■ **ENTRIES SUPPLIED**
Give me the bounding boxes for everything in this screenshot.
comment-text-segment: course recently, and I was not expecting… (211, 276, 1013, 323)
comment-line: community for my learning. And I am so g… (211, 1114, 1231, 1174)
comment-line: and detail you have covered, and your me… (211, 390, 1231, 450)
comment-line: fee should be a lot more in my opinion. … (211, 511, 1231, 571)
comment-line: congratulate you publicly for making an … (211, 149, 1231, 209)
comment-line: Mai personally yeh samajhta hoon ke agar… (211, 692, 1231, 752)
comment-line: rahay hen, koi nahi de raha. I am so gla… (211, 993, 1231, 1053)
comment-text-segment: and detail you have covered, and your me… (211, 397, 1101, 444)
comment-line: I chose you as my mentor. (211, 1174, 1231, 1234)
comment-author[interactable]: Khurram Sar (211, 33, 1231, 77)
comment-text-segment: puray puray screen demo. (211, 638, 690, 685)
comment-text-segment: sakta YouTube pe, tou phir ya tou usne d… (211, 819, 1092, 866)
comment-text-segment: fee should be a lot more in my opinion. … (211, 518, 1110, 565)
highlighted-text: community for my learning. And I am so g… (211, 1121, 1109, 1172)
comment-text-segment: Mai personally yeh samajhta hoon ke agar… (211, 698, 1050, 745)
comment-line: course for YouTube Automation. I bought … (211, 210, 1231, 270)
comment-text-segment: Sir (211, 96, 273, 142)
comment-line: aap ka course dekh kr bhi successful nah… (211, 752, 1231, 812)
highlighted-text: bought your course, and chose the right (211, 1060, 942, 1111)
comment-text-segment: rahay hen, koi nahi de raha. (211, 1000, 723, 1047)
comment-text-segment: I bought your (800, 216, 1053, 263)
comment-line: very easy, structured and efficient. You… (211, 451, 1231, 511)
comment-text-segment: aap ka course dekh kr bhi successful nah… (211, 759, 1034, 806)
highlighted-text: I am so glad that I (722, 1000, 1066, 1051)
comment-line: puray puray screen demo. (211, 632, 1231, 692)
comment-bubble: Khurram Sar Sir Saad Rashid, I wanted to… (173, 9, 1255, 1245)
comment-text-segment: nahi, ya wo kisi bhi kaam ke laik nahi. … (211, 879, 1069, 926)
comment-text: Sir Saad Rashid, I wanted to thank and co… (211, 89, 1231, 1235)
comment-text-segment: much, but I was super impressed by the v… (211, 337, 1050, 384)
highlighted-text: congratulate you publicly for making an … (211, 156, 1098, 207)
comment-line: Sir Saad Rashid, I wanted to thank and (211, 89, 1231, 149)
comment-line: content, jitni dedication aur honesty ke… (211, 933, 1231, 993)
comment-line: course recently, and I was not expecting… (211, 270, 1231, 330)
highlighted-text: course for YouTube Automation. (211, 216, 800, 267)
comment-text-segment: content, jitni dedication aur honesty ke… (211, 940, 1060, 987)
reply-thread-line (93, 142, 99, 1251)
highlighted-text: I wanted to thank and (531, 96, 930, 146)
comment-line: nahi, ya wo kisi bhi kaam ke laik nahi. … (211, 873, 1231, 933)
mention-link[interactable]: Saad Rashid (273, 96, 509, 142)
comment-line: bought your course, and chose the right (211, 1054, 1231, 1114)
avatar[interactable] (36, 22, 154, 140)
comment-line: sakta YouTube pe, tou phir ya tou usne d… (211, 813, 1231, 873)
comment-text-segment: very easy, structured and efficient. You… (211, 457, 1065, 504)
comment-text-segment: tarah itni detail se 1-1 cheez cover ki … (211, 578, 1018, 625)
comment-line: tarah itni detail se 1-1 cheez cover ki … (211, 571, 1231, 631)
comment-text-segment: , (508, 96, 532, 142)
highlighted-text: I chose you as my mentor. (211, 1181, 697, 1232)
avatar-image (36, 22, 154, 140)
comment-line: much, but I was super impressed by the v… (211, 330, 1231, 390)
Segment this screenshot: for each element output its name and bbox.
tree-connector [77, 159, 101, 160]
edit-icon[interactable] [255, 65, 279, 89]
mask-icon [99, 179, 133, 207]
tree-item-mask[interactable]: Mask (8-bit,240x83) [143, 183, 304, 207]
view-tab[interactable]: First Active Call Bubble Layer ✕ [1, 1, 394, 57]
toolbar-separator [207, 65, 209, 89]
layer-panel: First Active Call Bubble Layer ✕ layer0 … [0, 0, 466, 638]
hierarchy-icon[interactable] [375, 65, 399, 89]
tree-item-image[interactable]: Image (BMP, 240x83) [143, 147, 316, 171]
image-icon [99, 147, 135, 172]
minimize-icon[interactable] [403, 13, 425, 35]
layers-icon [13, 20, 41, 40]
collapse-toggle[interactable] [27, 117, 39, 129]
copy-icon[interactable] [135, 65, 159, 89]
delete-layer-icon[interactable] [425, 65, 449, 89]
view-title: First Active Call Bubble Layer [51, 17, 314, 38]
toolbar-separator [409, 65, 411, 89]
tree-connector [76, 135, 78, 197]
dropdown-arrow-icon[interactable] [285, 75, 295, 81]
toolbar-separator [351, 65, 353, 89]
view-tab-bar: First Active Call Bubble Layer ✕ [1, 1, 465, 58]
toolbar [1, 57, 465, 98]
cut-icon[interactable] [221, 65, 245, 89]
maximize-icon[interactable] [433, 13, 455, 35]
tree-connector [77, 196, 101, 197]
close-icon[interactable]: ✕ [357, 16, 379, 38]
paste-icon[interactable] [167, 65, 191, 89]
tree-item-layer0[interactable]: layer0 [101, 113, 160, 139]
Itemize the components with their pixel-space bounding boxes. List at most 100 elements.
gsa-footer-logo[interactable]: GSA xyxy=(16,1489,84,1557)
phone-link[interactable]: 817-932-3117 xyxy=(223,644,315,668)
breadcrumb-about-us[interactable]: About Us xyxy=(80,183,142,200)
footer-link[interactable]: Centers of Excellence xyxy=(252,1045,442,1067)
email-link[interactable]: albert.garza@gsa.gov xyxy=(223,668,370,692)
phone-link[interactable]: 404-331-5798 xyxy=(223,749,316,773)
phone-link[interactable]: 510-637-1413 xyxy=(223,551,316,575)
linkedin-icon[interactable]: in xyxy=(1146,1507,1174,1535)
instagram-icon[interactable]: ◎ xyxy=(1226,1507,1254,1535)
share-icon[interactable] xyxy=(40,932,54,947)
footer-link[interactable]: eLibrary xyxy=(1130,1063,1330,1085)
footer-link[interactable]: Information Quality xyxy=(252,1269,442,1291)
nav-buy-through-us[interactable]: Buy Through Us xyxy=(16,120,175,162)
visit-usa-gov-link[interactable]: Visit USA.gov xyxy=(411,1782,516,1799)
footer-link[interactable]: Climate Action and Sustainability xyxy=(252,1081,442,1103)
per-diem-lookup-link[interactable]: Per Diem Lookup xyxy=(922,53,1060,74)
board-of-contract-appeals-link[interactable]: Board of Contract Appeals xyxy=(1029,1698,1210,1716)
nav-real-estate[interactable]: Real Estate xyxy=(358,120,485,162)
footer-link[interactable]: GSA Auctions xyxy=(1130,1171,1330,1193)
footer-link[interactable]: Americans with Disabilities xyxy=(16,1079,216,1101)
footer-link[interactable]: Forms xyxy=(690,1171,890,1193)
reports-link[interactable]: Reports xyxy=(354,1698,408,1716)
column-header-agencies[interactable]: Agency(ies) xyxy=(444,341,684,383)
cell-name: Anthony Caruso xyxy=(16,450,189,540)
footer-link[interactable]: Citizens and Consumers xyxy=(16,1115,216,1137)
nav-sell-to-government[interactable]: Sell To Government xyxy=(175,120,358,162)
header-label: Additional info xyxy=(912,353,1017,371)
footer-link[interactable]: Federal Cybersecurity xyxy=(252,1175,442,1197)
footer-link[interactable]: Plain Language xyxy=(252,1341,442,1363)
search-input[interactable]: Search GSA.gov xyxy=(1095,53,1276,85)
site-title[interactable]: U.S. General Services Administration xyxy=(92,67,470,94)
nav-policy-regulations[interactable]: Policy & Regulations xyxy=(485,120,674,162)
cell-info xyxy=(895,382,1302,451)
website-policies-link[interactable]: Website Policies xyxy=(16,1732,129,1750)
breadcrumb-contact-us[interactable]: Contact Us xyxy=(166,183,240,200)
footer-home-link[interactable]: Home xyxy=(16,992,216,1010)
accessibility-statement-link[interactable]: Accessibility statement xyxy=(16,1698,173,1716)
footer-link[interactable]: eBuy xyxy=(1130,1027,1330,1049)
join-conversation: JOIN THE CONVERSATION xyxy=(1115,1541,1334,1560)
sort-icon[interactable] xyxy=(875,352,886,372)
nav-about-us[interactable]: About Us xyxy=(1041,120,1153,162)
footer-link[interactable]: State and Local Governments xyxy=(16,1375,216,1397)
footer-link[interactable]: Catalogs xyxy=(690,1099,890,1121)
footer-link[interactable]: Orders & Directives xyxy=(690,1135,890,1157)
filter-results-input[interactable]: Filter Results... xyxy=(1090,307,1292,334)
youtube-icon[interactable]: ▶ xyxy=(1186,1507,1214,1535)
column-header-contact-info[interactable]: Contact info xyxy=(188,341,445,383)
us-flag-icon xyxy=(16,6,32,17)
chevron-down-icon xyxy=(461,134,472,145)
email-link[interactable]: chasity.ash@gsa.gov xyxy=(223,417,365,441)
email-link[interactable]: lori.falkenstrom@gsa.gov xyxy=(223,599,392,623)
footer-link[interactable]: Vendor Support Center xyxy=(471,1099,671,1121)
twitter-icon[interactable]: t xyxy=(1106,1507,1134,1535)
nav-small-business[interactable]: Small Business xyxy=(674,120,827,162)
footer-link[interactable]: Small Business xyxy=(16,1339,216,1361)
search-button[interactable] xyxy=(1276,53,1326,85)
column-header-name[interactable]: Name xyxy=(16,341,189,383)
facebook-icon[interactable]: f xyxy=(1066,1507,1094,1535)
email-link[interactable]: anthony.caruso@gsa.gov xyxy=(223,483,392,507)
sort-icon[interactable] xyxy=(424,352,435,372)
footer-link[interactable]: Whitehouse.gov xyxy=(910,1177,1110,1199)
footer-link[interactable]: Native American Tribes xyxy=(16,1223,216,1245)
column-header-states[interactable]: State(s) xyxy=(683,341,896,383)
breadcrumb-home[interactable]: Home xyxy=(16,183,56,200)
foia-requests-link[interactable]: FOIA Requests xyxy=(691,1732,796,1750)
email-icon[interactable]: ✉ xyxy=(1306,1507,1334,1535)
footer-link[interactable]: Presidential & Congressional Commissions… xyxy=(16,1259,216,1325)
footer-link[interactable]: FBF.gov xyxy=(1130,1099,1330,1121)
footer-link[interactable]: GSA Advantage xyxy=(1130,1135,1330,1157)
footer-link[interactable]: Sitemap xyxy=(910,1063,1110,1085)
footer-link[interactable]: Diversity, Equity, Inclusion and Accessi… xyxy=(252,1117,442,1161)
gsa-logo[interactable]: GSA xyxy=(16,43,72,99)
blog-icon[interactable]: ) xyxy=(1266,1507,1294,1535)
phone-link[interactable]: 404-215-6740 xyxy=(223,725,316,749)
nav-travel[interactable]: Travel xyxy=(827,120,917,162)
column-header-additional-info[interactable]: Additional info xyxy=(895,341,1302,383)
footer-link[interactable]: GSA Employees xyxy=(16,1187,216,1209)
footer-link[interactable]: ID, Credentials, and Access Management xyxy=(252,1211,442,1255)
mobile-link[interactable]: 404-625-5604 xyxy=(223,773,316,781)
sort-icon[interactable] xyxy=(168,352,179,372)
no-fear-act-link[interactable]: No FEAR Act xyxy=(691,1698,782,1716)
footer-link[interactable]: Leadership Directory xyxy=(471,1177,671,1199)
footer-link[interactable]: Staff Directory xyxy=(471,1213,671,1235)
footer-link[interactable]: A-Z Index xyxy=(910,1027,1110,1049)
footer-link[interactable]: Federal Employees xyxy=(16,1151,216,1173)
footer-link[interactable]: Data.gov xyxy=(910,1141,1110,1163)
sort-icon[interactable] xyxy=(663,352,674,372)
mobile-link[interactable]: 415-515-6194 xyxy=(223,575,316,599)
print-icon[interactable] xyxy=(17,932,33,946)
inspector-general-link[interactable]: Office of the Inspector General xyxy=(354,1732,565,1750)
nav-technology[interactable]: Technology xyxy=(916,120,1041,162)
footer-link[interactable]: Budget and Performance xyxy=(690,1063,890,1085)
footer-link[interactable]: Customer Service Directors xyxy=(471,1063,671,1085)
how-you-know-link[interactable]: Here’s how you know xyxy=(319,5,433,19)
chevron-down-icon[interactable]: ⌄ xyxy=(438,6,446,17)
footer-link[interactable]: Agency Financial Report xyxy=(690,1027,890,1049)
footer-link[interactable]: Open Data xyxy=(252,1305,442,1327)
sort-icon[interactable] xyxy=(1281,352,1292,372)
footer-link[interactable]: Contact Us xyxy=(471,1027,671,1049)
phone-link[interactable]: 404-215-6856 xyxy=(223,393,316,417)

■ **AIM OF THE TASK**
Could you replace "expecting" with "anticipating" in the material from its first line through the line containing "comment-line: community for", inclusive, and return only those lines with nothing else changed?

■ **RIGHT ANSWER**
Give me the bounding boxes for everything in this screenshot.
comment-text-segment: course recently, and I was not anticipating… (211, 276, 1013, 323)
comment-line: community for my learning. And I am so g… (211, 1114, 1231, 1174)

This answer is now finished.